-- Start --

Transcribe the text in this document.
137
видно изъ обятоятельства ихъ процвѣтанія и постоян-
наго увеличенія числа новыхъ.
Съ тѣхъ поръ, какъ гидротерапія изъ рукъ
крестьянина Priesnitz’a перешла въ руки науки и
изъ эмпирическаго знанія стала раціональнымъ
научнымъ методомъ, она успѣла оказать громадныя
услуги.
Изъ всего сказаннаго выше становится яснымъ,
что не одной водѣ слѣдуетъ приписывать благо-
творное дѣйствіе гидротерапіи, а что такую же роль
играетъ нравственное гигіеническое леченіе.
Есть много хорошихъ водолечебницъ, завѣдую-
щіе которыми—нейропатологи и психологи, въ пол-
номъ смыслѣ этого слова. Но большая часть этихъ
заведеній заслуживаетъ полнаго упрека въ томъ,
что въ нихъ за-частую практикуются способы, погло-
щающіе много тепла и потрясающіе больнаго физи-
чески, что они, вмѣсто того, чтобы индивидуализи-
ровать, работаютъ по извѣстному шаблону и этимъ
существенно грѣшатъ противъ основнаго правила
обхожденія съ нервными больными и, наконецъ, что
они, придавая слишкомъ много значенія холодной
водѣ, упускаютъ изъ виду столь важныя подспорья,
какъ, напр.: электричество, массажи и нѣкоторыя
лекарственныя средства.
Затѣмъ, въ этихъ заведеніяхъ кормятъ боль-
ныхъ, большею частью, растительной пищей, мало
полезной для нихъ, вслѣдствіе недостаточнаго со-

-- End --

Description of the task ▸ Repeat the data verbatim.

Output for this task ▸
Transcribe the text in this document.
137
видно изъ обятоятельства ихъ процвѣтанія и постоян-
наго увеличенія числа новыхъ.
Съ тѣхъ поръ, какъ гидротерапія изъ рукъ
крестьянина Priesnitz’a перешла въ руки науки и
изъ эмпирическаго знанія стала раціональнымъ
научнымъ методомъ, она успѣла оказать громадныя
услуги.
Изъ всего сказаннаго выше становится яснымъ,
что не одной водѣ слѣдуетъ приписывать благо-
творное дѣйствіе гидротерапіи, а что такую же роль
играетъ нравственное гигіеническое леченіе.
Есть много хорошихъ водолечебницъ, завѣдую-
щіе которыми—нейропатологи и психологи, въ пол-
номъ смыслѣ этого слова. Но большая часть этихъ
заведеній заслуживаетъ полнаго упрека въ томъ,
что въ нихъ за-частую практикуются способы, погло-
щающіе много тепла и потрясающіе больнаго физи-
чески, что они, вмѣсто того, чтобы индивидуализи-
ровать, работаютъ по извѣстному шаблону и этимъ
существенно грѣшатъ противъ основнаго правила
обхожденія съ нервными больными и, наконецъ, что
они, придавая слишкомъ много значенія холодной
водѣ, упускаютъ изъ виду столь важныя подспорья,
какъ, напр.: электричество, массажи и нѣкоторыя
лекарственныя средства.
Затѣмъ, въ этихъ заведеніяхъ кормятъ боль-
ныхъ, большею частью, растительной пищей, мало
полезной для нихъ, вслѣдствіе недостаточнаго со-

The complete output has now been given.